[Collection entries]
--------------------------------
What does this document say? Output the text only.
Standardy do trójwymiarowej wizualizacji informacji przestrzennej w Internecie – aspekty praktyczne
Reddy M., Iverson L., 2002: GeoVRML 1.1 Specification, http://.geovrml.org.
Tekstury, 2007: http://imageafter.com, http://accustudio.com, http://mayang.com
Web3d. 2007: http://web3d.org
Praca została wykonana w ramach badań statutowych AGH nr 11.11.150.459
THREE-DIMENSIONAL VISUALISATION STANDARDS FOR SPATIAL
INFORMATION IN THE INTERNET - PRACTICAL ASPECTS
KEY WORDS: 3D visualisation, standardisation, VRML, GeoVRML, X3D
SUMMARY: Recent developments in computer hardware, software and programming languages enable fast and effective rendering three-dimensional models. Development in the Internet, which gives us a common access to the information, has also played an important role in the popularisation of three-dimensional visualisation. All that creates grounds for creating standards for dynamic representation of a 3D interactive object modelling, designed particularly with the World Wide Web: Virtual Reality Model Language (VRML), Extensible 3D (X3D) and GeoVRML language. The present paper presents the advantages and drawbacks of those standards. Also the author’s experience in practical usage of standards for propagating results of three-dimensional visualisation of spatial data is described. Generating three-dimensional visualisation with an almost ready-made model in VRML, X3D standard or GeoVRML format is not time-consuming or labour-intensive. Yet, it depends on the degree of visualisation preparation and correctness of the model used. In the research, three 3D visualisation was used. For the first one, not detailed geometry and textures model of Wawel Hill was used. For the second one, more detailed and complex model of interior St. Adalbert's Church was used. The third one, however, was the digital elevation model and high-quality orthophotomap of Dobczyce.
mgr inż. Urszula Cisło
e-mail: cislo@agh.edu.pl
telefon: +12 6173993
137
--------------------------------
▸ **What the task asks**:
Every line above should be written out again exactly as it stands.

▸ **Answer to the exercise**:
What does this document say? Output the text only.
Standardy do trójwymiarowej wizualizacji informacji przestrzennej w Internecie – aspekty praktyczne
Reddy M., Iverson L., 2002: GeoVRML 1.1 Specification, http://.geovrml.org.
Tekstury, 2007: http://imageafter.com, http://accustudio.com, http://mayang.com
Web3d. 2007: http://web3d.org
Praca została wykonana w ramach badań statutowych AGH nr 11.11.150.459
THREE-DIMENSIONAL VISUALISATION STANDARDS FOR SPATIAL
INFORMATION IN THE INTERNET - PRACTICAL ASPECTS
KEY WORDS: 3D visualisation, standardisation, VRML, GeoVRML, X3D
SUMMARY: Recent developments in computer hardware, software and programming languages enable fast and effective rendering three-dimensional models. Development in the Internet, which gives us a common access to the information, has also played an important role in the popularisation of three-dimensional visualisation. All that creates grounds for creating standards for dynamic representation of a 3D interactive object modelling, designed particularly with the World Wide Web: Virtual Reality Model Language (VRML), Extensible 3D (X3D) and GeoVRML language. The present paper presents the advantages and drawbacks of those standards. Also the author’s experience in practical usage of standards for propagating results of three-dimensional visualisation of spatial data is described. Generating three-dimensional visualisation with an almost ready-made model in VRML, X3D standard or GeoVRML format is not time-consuming or labour-intensive. Yet, it depends on the degree of visualisation preparation and correctness of the model used. In the research, three 3D visualisation was used. For the first one, not detailed geometry and textures model of Wawel Hill was used. For the second one, more detailed and complex model of interior St. Adalbert's Church was used. The third one, however, was the digital elevation model and high-quality orthophotomap of Dobczyce.
mgr inż. Urszula Cisło
e-mail: cislo@agh.edu.pl
telefon: +12 6173993
137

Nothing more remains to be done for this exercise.